##### Dataset records
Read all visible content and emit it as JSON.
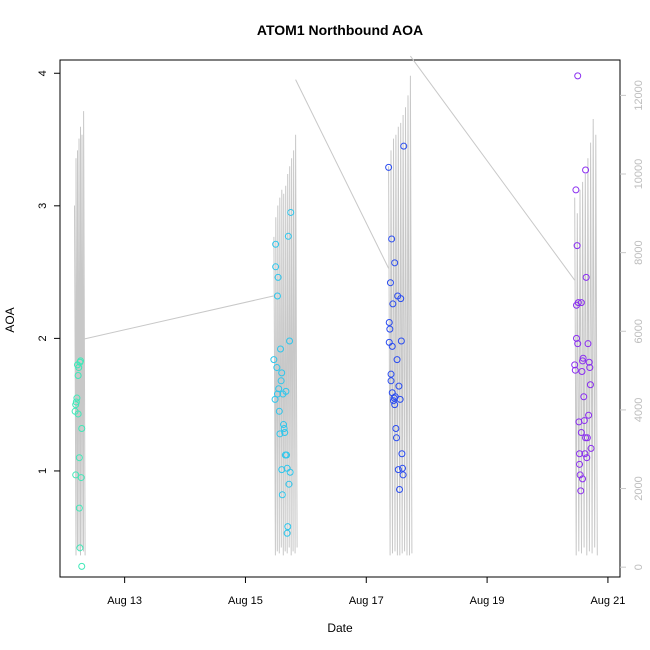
{
  "chart_data": {
    "type": "scatter",
    "title": "ATOM1 Northbound AOA",
    "xlabel": "Date",
    "ylabel": "AOA",
    "x_ticks": [
      "Aug 13",
      "Aug 15",
      "Aug 17",
      "Aug 19",
      "Aug 21"
    ],
    "x_tick_values": [
      13,
      15,
      17,
      19,
      21
    ],
    "xlim": [
      11.93,
      21.2
    ],
    "y_ticks": [
      "1",
      "2",
      "3",
      "4"
    ],
    "y_tick_values": [
      1,
      2,
      3,
      4
    ],
    "ylim": [
      0.2,
      4.1
    ],
    "y2_ticks": [
      "0",
      "2000",
      "4000",
      "6000",
      "8000",
      "10000",
      "12000"
    ],
    "y2_tick_values": [
      0,
      2000,
      4000,
      6000,
      8000,
      10000,
      12000
    ],
    "y2lim": [
      -250,
      12900
    ],
    "y2_color": "#c8c8c8",
    "line_color": "#c8c8c8",
    "point_colors": [
      "#3fe8b8",
      "#2ec6ec",
      "#2a4cf0",
      "#8a2ef0"
    ],
    "bursts": [
      {
        "day_start": 12.17,
        "day_end": 12.32,
        "color": "#3fe8b8",
        "points": [
          [
            12.18,
            1.45
          ],
          [
            12.19,
            1.5
          ],
          [
            12.2,
            1.52
          ],
          [
            12.19,
            0.97
          ],
          [
            12.21,
            1.55
          ],
          [
            12.22,
            1.8
          ],
          [
            12.23,
            1.43
          ],
          [
            12.23,
            1.72
          ],
          [
            12.24,
            1.78
          ],
          [
            12.25,
            1.1
          ],
          [
            12.25,
            0.72
          ],
          [
            12.26,
            1.82
          ],
          [
            12.26,
            0.42
          ],
          [
            12.27,
            1.83
          ],
          [
            12.28,
            0.95
          ],
          [
            12.29,
            1.32
          ],
          [
            12.29,
            0.28
          ]
        ],
        "line_peaks": [
          9200,
          10400,
          10600,
          10900,
          11200,
          11000,
          11600
        ],
        "line_mins": [
          300,
          500,
          400
        ]
      },
      {
        "day_start": 15.47,
        "day_end": 15.83,
        "color": "#2ec6ec",
        "points": [
          [
            15.47,
            1.84
          ],
          [
            15.49,
            1.54
          ],
          [
            15.5,
            2.71
          ],
          [
            15.5,
            2.54
          ],
          [
            15.52,
            1.78
          ],
          [
            15.53,
            1.58
          ],
          [
            15.53,
            2.32
          ],
          [
            15.54,
            2.46
          ],
          [
            15.55,
            1.62
          ],
          [
            15.56,
            1.45
          ],
          [
            15.57,
            1.28
          ],
          [
            15.58,
            1.92
          ],
          [
            15.59,
            1.68
          ],
          [
            15.6,
            1.74
          ],
          [
            15.6,
            1.01
          ],
          [
            15.61,
            0.82
          ],
          [
            15.62,
            1.58
          ],
          [
            15.63,
            1.35
          ],
          [
            15.64,
            1.32
          ],
          [
            15.65,
            1.29
          ],
          [
            15.66,
            1.12
          ],
          [
            15.67,
            1.6
          ],
          [
            15.68,
            1.12
          ],
          [
            15.69,
            1.02
          ],
          [
            15.69,
            0.53
          ],
          [
            15.7,
            0.58
          ],
          [
            15.71,
            2.77
          ],
          [
            15.72,
            0.9
          ],
          [
            15.73,
            1.98
          ],
          [
            15.74,
            0.99
          ],
          [
            15.75,
            2.95
          ]
        ],
        "line_peaks": [
          8400,
          8900,
          9200,
          9400,
          9600,
          9500,
          9700,
          10000,
          10200,
          10400,
          10600,
          11000
        ],
        "line_mins": [
          300,
          400,
          350,
          500
        ]
      },
      {
        "day_start": 17.37,
        "day_end": 17.73,
        "color": "#2a4cf0",
        "points": [
          [
            17.37,
            3.29
          ],
          [
            17.38,
            2.12
          ],
          [
            17.38,
            1.97
          ],
          [
            17.39,
            2.07
          ],
          [
            17.4,
            2.42
          ],
          [
            17.41,
            1.73
          ],
          [
            17.41,
            1.68
          ],
          [
            17.42,
            2.75
          ],
          [
            17.43,
            1.59
          ],
          [
            17.43,
            1.94
          ],
          [
            17.44,
            2.26
          ],
          [
            17.45,
            1.53
          ],
          [
            17.46,
            1.55
          ],
          [
            17.47,
            2.57
          ],
          [
            17.47,
            1.5
          ],
          [
            17.48,
            1.56
          ],
          [
            17.49,
            1.32
          ],
          [
            17.5,
            1.25
          ],
          [
            17.51,
            1.84
          ],
          [
            17.52,
            2.32
          ],
          [
            17.53,
            1.01
          ],
          [
            17.54,
            1.64
          ],
          [
            17.55,
            0.86
          ],
          [
            17.56,
            1.54
          ],
          [
            17.57,
            2.3
          ],
          [
            17.58,
            1.98
          ],
          [
            17.59,
            1.13
          ],
          [
            17.6,
            1.02
          ],
          [
            17.61,
            0.97
          ],
          [
            17.62,
            3.45
          ]
        ],
        "line_peaks": [
          10200,
          10600,
          10900,
          11000,
          11200,
          11300,
          11500,
          11700,
          12000,
          12500
        ],
        "line_mins": [
          300,
          350,
          400,
          300
        ]
      },
      {
        "day_start": 20.45,
        "day_end": 20.8,
        "color": "#8a2ef0",
        "points": [
          [
            20.45,
            1.8
          ],
          [
            20.46,
            1.76
          ],
          [
            20.47,
            3.12
          ],
          [
            20.48,
            2.25
          ],
          [
            20.48,
            2.0
          ],
          [
            20.49,
            2.7
          ],
          [
            20.5,
            3.98
          ],
          [
            20.5,
            1.96
          ],
          [
            20.51,
            2.27
          ],
          [
            20.52,
            1.37
          ],
          [
            20.53,
            1.13
          ],
          [
            20.53,
            1.05
          ],
          [
            20.54,
            0.97
          ],
          [
            20.55,
            0.85
          ],
          [
            20.56,
            2.27
          ],
          [
            20.56,
            1.29
          ],
          [
            20.57,
            1.75
          ],
          [
            20.58,
            1.83
          ],
          [
            20.58,
            0.94
          ],
          [
            20.59,
            1.85
          ],
          [
            20.6,
            1.56
          ],
          [
            20.61,
            1.38
          ],
          [
            20.62,
            1.13
          ],
          [
            20.63,
            1.25
          ],
          [
            20.63,
            3.27
          ],
          [
            20.64,
            2.46
          ],
          [
            20.65,
            1.1
          ],
          [
            20.66,
            1.25
          ],
          [
            20.67,
            1.96
          ],
          [
            20.68,
            1.42
          ],
          [
            20.69,
            1.82
          ],
          [
            20.7,
            1.78
          ],
          [
            20.71,
            1.65
          ],
          [
            20.72,
            1.17
          ]
        ],
        "line_peaks": [
          9400,
          9000,
          9600,
          9800,
          10000,
          10400,
          10800,
          11400,
          11000
        ],
        "line_mins": [
          300,
          400,
          350,
          500
        ]
      }
    ],
    "connectors": [
      {
        "from": [
          12.32,
          5800
        ],
        "to": [
          15.47,
          6900
        ]
      },
      {
        "from": [
          15.83,
          12400
        ],
        "to": [
          17.37,
          7600
        ]
      },
      {
        "from": [
          17.73,
          13000
        ],
        "to": [
          20.45,
          7300
        ]
      }
    ]
  }
}
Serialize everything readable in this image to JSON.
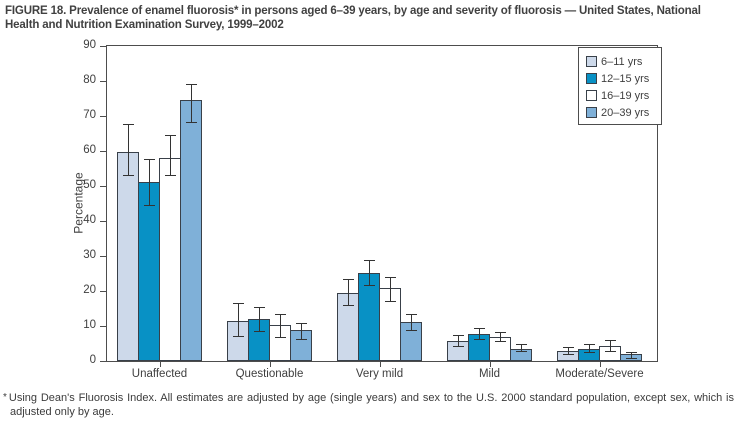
{
  "figure": {
    "title": "FIGURE 18. Prevalence of enamel fluorosis* in persons aged 6–39 years, by age and severity of fluorosis — United States, National Health and Nutrition Examination Survey, 1999–2002",
    "footnote_marker": "*",
    "footnote": "Using Dean's Fluorosis Index. All estimates are adjusted by age (single years) and sex to the U.S. 2000 standard population, except sex, which is adjusted only by age."
  },
  "chart_data": {
    "type": "bar",
    "categories": [
      "Unaffected",
      "Questionable",
      "Very mild",
      "Mild",
      "Moderate/Severe"
    ],
    "series": [
      {
        "name": "6–11 yrs",
        "color": "#cdd9ea",
        "values": [
          59.8,
          11.5,
          19.5,
          5.8,
          2.8
        ],
        "ci_low": [
          52.8,
          6.8,
          15.8,
          4.0,
          1.7
        ],
        "ci_high": [
          67.8,
          16.5,
          23.5,
          7.5,
          3.9
        ]
      },
      {
        "name": "12–15 yrs",
        "color": "#0891c5",
        "values": [
          51.2,
          12.0,
          25.3,
          7.8,
          3.5
        ],
        "ci_low": [
          44.2,
          8.3,
          21.5,
          6.0,
          2.2
        ],
        "ci_high": [
          57.8,
          15.3,
          29.0,
          9.3,
          5.0
        ]
      },
      {
        "name": "16–19 yrs",
        "color": "#ffffff",
        "values": [
          58.0,
          10.3,
          20.8,
          6.8,
          4.3
        ],
        "ci_low": [
          52.8,
          6.5,
          17.0,
          5.3,
          2.5
        ],
        "ci_high": [
          64.7,
          13.4,
          24.0,
          8.2,
          6.1
        ]
      },
      {
        "name": "20–39 yrs",
        "color": "#7fb0d8",
        "values": [
          74.6,
          8.8,
          11.2,
          3.4,
          2.0
        ],
        "ci_low": [
          68.0,
          6.1,
          8.5,
          2.5,
          0.6
        ],
        "ci_high": [
          79.2,
          11.0,
          13.5,
          5.0,
          2.6
        ]
      }
    ],
    "xlabel": "",
    "ylabel": "Percentage",
    "ylim": [
      0,
      90
    ],
    "ytick_step": 10,
    "grid": false,
    "error_bars": true,
    "legend_position": "top-right",
    "bar_border_color": "#394049",
    "axis_color": "#4d4d4d",
    "error_bar_color": "#333333"
  }
}
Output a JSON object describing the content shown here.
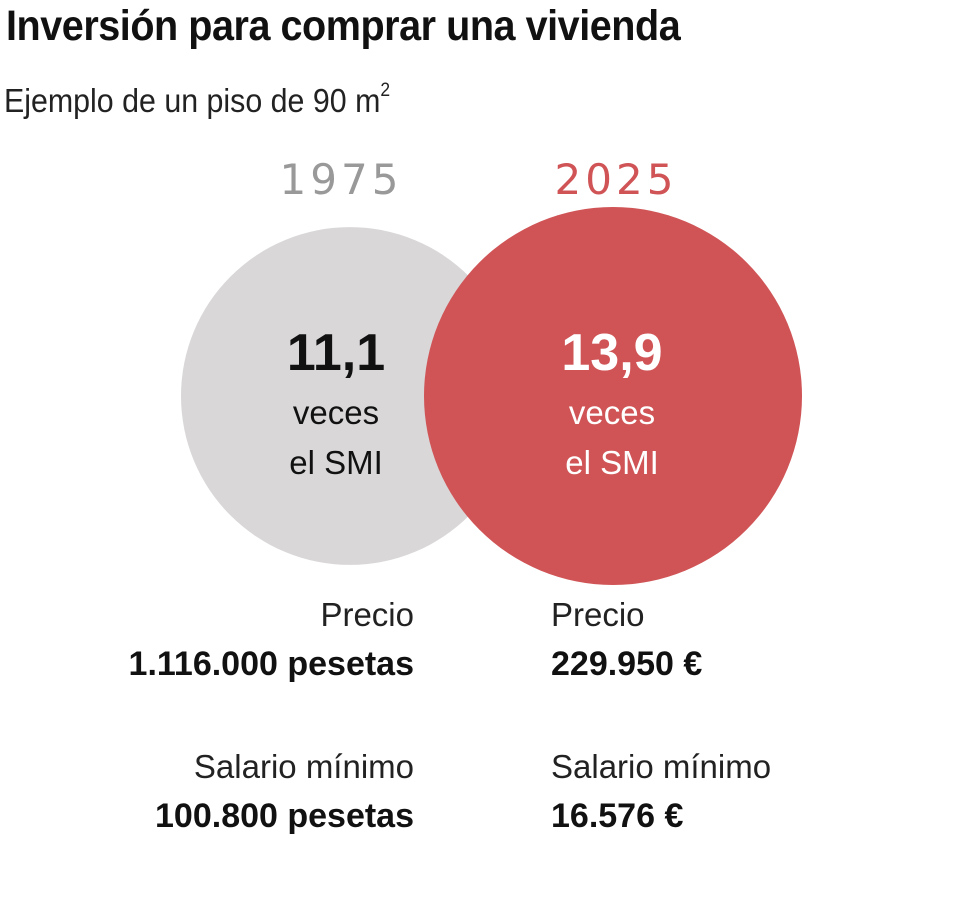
{
  "header": {
    "title": "Inversión para comprar una vivienda",
    "subtitle": "Ejemplo de un piso de 90 m",
    "subtitle_sup": "2"
  },
  "colors": {
    "circle_1975": "#d9d7d8",
    "circle_2025": "#d05456",
    "year_1975": "#999999",
    "year_2025": "#d05456",
    "text_dark": "#111111",
    "text_light": "#ffffff"
  },
  "chart_data": {
    "type": "venn",
    "title": "Inversión para comprar una vivienda",
    "subtitle": "Ejemplo de un piso de 90 m²",
    "unit": "veces el SMI",
    "series": [
      {
        "name": "1975",
        "value": 11.1,
        "value_label": "11,1",
        "line1": "veces",
        "line2": "el SMI",
        "price_label": "Precio",
        "price": "1.116.000 pesetas",
        "price_value": 1116000,
        "price_unit": "pesetas",
        "wage_label": "Salario mínimo",
        "wage": "100.800 pesetas",
        "wage_value": 100800,
        "wage_unit": "pesetas"
      },
      {
        "name": "2025",
        "value": 13.9,
        "value_label": "13,9",
        "line1": "veces",
        "line2": "el SMI",
        "price_label": "Precio",
        "price": "229.950 €",
        "price_value": 229950,
        "price_unit": "€",
        "wage_label": "Salario mínimo",
        "wage": "16.576 €",
        "wage_value": 16576,
        "wage_unit": "€"
      }
    ]
  }
}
##########
*Written instruction*: Reproduce each line of the material containing the word "JSON".

*Answer to this task*:
Read all visible content and emit it as JSON.
Serialize everything readable in this image to JSON.
Output a JSON object describing the content shown here.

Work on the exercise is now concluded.